#### [Selected text]
● ● ● ● ●

Vancouver — The Carlin Trend in northeast Nevada is known as elephant country thanks to seven major gold deposits, each exceeding 20 million tonnes. Gold Standard Ventures (GV-V) may have found its elephant.
Gold Standard’s Railroad property covers 64 sq. kmoutside of Elko, Nev., and is the last significant underexplored claim on the Carlin Trend. Railroad had not been explored using modern methods until the company’s 7,900-metre drill program in 2011.
The property sits on the southern border of Newmont Mining’s (NMC-T, NEM-N) Rain gold mine, the most recent major discovery in the area. Newmont’s Carlin operations have proven and probable open-pit reserves of 264 million tonnes grading 1.27 grams gold per tonne equalling 11.3 million contained oz. gold.
Gold Standard’s Vice-President of Exploration Dave Mathewson was head of exploration for Newmont, and has made a number of discoveries in the resource-rich Rain district. He has over 35 years of geological experience in the state of Nevada, and developed the “Rain Model” now used to determine the existence of Carlin-type gold deposits.
On Feb. 22 the company announced high-grade assays from Railroad’s North Bullion fault zone. The most notable intercept was in hole 11-16, with 56.4 metres grading 4.26 grams gold, including an interval of 18.3 metres carrying 7.03 grams gold. The flat-lying nature of the gold mineralization seems to indicate the recorded intervals are approximate true widths.

● ● ● ● ●

#### [Task set]
**A)** In the article on Gold Standard's Railroad property, how many metres did the company's 2011 drill program total?
**B)** According to the article on Gold Standard's Railroad property, why are the intervals recorded from the North Bullion fault zone thought to be approximate true widths?
**C)** Resume the article on Gold Standard's Railroad property from its last sentence.
None of the items that come next are needed for any task.

● ● ● ● ●

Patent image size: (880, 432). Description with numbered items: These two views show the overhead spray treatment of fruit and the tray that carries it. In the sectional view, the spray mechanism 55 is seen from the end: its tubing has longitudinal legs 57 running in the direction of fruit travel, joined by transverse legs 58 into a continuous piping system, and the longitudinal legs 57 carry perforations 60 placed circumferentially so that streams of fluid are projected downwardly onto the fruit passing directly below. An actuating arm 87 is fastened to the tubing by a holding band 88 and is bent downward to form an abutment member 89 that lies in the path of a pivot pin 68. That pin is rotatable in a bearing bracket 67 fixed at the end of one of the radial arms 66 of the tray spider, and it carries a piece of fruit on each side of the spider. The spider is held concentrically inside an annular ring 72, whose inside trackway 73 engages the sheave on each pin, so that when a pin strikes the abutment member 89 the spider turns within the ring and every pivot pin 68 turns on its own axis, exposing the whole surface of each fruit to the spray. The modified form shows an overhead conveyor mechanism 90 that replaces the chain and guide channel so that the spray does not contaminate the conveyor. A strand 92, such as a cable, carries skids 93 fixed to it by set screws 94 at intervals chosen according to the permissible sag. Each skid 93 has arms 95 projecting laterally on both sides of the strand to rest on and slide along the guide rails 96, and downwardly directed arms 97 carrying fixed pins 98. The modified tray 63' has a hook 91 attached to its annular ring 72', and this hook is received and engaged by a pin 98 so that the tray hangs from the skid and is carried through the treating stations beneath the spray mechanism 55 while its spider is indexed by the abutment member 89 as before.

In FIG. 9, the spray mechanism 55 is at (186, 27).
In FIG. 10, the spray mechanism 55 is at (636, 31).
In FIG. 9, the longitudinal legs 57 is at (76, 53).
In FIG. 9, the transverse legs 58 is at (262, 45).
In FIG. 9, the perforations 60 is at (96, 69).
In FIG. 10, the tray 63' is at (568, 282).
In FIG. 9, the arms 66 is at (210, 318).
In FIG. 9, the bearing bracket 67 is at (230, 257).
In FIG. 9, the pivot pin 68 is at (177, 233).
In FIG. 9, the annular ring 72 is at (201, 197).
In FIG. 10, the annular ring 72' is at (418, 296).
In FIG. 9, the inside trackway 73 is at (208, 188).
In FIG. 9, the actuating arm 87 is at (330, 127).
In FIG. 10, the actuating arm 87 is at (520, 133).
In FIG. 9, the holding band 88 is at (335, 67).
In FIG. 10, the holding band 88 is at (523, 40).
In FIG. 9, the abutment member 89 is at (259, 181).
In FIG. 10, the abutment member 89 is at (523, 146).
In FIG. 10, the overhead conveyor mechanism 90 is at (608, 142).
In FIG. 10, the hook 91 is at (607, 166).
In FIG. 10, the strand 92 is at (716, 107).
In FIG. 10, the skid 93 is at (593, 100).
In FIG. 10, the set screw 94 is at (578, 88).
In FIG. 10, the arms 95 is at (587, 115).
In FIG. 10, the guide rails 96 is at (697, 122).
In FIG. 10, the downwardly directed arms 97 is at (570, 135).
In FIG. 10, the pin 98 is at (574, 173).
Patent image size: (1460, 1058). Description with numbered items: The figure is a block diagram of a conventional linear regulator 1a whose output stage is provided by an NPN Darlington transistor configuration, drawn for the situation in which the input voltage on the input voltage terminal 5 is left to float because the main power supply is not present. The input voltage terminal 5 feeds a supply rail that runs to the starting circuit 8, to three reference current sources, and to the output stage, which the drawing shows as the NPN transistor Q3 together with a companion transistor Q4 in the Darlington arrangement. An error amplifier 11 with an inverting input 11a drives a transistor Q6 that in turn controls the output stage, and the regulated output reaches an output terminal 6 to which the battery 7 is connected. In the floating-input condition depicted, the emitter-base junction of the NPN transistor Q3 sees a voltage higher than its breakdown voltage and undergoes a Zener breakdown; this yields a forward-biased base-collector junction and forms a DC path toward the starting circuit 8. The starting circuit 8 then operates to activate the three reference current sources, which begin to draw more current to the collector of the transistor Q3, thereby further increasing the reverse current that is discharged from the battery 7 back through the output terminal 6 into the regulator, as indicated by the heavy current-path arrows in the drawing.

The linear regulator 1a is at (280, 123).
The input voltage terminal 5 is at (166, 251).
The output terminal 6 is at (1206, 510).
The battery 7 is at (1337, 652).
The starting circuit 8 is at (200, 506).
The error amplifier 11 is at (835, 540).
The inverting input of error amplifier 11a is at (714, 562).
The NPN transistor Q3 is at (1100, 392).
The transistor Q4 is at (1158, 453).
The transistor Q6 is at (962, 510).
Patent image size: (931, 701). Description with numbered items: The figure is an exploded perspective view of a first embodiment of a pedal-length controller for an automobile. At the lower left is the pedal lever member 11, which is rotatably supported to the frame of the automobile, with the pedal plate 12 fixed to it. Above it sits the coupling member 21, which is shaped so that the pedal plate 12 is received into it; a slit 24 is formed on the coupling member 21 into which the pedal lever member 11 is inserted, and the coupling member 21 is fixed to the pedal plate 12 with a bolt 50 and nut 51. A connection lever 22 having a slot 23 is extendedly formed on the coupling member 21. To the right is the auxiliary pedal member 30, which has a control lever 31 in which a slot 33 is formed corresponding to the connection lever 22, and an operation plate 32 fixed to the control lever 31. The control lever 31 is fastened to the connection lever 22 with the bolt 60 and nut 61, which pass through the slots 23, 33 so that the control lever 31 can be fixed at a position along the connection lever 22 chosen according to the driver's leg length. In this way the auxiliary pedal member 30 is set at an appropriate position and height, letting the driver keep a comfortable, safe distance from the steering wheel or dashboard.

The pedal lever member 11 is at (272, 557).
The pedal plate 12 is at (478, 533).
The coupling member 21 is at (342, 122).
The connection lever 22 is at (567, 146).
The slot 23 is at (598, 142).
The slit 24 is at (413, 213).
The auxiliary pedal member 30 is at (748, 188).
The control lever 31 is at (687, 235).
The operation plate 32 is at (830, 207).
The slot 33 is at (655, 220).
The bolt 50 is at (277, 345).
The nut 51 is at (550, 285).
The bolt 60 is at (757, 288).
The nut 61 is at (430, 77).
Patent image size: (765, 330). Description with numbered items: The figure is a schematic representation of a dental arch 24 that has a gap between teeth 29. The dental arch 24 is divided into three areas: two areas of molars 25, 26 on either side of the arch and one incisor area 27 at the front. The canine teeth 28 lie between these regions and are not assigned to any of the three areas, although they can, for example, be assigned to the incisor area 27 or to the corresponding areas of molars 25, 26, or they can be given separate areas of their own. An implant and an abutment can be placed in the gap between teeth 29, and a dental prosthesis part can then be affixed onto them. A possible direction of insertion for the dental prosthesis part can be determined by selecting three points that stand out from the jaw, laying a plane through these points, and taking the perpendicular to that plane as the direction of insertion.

● ● ● ● ●

#### [Replies]
**A)** The 2011 drill program totaled 7,900 metres.

**B)** The gold mineralization there is flat-lying. That flat-lying nature suggests the recorded intervals are close to the true widths of the mineralized zone.

**C)**
“I’m very, very pleased about the hole,” said Mathewson said during a conference call, “It represents a piece we’ve been after. The shallowness of the intercepts indicate that as you get closer to the feeder zone’s heart, the mineralization will reach up further into the surrounding rock structure. The results are very evident of the high-grade material we were looking for. That 56-metre number is a true thickness. We think we’re in the upper-part of the target zone.”
High-grade feeder zones in the Carlin Trend are typically found at greater depths. Results from the current assays are at about 267 metres. Gold Standard is currently waiting on samples taken at depths of up to 567 metres, which they expect will be released in the next five weeks.
Mathewson also discussed the importance of hole 11-09, which establishes the continuation of the main mineralized trend over 610 metres to the north. Highlights include: 9.9 metres carrying 3.03 grams gold and 10.4 metres of 0.56 gram gold.
Hole 11-3 focused on 122 metres of previously identified, continuous gold mineralization, returning 222 metres of 0.5 gram gold, including 81 metres of 0.94 gram gold.
When asked to compare the recent results at Railroad to the northern Newmont Rain trend, Mathewson said, “The breccias bodies we’re dealing with are much larger, and reflect a much more powerful system then I encountered at Rain. I would be of the belief that we’re dealing with something substantially larger in general. I can’t speak for the grades yet, but we’re getting up there.”
In an update to clients, senior mining analyst Adam Graf of Dahlman Rose & Co. notes that the extensive intervals of mid- to high-grade gold at shallow depth point to significant open-pit potential at Railroad.
Graf views the results as the “start of high-grade hits as drilling approaches a Carlin feeder structure,” and maintains his “buy” recommendation with a target price of $7.62 per share.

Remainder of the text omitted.